*Extracted records:*
:::::
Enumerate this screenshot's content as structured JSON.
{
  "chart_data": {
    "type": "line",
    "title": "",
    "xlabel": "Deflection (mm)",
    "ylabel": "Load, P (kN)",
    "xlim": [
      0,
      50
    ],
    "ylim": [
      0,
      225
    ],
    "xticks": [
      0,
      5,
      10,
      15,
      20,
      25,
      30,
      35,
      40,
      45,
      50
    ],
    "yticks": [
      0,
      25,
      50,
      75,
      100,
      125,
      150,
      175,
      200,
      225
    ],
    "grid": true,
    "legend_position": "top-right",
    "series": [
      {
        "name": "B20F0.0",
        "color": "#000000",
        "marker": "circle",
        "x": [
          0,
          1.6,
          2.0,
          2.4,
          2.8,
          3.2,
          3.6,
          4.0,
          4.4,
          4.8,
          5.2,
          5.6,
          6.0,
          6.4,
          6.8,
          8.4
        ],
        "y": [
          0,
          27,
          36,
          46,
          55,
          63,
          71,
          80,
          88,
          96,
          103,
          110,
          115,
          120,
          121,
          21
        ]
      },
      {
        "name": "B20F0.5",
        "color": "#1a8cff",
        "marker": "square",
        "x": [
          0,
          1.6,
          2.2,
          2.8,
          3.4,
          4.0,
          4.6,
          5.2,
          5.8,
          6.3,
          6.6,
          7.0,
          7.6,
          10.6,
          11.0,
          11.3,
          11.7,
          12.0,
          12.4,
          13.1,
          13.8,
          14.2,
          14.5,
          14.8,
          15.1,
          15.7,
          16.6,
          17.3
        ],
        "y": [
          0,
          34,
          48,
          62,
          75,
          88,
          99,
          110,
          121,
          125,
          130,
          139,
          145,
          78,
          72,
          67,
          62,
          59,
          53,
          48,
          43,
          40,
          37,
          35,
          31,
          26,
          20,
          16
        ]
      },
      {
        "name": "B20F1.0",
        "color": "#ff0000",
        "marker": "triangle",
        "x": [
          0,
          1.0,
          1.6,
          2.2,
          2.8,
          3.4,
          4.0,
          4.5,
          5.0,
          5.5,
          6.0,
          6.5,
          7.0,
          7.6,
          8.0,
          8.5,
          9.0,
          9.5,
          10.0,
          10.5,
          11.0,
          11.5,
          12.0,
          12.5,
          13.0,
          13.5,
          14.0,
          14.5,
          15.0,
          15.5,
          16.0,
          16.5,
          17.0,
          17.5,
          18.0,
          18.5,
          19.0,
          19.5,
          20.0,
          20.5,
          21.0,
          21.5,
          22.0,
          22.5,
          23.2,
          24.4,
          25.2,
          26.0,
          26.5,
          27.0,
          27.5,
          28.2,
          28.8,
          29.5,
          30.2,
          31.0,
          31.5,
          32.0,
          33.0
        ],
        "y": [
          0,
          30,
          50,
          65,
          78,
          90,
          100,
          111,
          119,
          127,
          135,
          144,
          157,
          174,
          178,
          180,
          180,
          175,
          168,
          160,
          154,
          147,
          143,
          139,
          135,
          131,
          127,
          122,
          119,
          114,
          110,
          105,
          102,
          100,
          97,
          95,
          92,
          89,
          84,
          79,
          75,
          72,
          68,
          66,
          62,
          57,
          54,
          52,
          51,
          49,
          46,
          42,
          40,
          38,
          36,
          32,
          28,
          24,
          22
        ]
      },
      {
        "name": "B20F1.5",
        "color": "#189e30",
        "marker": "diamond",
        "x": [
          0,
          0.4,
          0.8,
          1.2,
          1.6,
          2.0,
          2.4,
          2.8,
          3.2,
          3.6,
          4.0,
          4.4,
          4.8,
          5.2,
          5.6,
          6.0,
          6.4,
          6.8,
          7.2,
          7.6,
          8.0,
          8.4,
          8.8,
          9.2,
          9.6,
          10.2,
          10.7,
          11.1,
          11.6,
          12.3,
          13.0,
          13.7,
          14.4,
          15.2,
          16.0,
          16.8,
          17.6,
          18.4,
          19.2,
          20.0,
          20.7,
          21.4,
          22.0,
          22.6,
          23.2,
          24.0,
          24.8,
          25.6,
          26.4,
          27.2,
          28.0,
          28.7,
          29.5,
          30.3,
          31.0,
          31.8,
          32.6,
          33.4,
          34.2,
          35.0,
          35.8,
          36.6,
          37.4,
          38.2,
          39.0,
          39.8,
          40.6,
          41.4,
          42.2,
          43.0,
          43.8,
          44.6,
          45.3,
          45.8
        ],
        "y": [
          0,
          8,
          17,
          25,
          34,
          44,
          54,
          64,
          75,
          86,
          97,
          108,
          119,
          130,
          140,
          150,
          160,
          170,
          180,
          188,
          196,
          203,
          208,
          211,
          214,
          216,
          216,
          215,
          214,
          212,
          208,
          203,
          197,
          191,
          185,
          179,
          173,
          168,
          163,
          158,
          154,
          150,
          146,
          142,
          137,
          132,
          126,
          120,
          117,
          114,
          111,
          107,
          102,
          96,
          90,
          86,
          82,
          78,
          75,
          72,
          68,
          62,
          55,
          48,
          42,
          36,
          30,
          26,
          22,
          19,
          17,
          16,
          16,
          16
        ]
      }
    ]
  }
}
:::::
*Written exercise:* Reproduce each line of the material containing the word "marker".

*Answer to this exercise:*
        "marker": "circle",
        "marker": "square",
        "marker": "triangle",
        "marker": "diamond",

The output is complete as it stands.